INSTRUCTIONS FOR THE TASK: Reproduce the material from its first line through the line holding "852, 123, 861]", inclusive, with "BAUHERR" changed to "OWNER" and nothing else altered.

MATERIAL TO PROCESS:
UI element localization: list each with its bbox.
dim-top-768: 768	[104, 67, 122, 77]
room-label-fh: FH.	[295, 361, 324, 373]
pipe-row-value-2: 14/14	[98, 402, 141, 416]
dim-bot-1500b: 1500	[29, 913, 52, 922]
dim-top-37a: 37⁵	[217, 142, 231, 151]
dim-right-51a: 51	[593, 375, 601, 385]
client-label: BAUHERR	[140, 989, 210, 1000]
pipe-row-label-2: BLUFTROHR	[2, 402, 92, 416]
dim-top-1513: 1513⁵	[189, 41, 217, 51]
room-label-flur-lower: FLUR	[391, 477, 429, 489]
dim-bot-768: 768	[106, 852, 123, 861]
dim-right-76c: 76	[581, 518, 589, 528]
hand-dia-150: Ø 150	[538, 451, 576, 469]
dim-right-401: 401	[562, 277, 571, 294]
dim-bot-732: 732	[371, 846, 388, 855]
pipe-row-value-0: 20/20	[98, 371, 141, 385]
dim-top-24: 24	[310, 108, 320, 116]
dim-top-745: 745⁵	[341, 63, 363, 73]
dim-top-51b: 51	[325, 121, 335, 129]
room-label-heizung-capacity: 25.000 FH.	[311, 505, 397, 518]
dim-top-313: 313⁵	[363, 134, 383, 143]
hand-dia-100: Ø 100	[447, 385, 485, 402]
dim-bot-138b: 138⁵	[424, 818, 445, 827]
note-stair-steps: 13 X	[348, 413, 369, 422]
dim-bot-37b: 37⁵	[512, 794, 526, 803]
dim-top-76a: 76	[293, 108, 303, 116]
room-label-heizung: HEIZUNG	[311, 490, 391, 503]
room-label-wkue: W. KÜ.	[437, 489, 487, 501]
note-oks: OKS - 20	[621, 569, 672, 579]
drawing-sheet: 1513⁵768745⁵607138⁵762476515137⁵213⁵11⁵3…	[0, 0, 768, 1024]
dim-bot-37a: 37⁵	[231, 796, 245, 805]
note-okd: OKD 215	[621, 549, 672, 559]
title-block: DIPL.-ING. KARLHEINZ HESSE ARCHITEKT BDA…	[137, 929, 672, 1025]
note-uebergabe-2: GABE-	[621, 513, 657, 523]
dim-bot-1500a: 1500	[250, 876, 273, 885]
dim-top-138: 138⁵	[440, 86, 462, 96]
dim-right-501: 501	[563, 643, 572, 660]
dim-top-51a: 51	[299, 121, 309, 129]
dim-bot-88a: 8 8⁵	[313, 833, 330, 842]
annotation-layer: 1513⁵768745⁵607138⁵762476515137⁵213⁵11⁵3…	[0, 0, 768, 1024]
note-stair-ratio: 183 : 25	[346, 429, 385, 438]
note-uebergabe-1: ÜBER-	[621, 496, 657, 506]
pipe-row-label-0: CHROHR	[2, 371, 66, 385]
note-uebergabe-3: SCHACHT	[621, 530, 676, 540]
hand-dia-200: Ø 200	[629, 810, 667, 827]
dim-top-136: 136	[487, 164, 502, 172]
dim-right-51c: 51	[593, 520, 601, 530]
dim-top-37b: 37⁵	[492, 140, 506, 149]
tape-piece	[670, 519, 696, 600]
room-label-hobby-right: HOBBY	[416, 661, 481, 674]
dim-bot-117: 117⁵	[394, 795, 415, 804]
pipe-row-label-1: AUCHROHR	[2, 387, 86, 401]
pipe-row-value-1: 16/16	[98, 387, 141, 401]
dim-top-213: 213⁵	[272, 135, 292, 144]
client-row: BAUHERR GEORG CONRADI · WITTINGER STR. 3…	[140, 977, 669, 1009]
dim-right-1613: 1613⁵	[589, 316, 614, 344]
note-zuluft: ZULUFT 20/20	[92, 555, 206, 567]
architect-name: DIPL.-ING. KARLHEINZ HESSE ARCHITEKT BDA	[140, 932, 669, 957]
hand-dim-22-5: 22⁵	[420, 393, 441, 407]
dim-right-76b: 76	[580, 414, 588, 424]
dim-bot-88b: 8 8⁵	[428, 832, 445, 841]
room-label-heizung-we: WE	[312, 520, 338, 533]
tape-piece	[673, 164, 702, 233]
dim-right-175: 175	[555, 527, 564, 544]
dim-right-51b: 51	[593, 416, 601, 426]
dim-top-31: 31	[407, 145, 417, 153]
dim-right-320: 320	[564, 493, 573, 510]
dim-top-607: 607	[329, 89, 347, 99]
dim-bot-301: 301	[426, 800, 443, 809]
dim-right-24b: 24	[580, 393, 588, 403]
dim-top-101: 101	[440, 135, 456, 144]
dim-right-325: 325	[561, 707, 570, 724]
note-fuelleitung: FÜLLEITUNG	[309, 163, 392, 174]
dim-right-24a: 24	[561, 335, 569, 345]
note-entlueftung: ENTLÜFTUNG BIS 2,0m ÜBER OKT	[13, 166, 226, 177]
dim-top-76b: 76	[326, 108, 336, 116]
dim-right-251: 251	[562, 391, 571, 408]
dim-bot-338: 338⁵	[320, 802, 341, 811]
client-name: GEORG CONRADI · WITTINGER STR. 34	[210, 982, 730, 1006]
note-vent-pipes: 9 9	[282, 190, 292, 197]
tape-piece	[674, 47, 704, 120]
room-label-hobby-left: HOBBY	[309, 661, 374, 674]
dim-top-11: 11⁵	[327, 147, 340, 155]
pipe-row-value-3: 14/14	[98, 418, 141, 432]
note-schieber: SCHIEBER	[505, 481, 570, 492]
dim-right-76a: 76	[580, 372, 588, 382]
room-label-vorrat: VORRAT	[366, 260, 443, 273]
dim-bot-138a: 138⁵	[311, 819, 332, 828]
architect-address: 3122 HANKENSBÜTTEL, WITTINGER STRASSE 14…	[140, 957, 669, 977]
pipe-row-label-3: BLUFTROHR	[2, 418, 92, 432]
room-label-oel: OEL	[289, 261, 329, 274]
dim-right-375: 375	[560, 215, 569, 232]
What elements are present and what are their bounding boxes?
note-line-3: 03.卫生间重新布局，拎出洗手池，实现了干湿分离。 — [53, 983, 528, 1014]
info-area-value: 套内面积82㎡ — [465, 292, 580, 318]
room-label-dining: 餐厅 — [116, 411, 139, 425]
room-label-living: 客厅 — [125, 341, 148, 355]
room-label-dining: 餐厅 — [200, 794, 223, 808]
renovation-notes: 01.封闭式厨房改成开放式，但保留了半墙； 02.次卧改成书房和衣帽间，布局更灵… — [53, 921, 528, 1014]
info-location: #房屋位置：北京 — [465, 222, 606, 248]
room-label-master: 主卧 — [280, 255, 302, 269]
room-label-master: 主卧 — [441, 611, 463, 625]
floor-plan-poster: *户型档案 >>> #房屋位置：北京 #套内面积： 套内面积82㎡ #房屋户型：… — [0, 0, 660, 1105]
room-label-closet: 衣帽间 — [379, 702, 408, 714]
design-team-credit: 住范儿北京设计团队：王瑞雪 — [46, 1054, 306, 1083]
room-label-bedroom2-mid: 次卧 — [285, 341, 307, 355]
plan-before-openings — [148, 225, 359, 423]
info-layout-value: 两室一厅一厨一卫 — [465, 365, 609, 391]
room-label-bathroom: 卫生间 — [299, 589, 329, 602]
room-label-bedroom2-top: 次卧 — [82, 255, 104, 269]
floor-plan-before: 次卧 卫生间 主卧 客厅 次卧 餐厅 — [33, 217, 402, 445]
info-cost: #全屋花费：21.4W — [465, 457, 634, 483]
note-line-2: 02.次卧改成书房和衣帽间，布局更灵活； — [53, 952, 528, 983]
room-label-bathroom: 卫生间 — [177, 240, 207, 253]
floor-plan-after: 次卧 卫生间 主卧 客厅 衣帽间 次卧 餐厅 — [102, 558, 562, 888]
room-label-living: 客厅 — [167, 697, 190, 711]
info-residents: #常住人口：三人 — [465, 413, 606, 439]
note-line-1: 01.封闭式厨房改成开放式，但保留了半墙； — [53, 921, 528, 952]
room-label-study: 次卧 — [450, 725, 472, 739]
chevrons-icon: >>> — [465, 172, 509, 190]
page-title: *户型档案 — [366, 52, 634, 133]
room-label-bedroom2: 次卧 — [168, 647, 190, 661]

RESULT OF THIS EXERCISE:
UI element localization: list each with its bbox.
dim-top-768: 768	[104, 67, 122, 77]
room-label-fh: FH.	[295, 361, 324, 373]
pipe-row-value-2: 14/14	[98, 402, 141, 416]
dim-bot-1500b: 1500	[29, 913, 52, 922]
dim-top-37a: 37⁵	[217, 142, 231, 151]
dim-right-51a: 51	[593, 375, 601, 385]
client-label: OWNER	[140, 989, 210, 1000]
pipe-row-label-2: BLUFTROHR	[2, 402, 92, 416]
dim-top-1513: 1513⁵	[189, 41, 217, 51]
room-label-flur-lower: FLUR	[391, 477, 429, 489]
dim-bot-768: 768	[106, 852, 123, 861]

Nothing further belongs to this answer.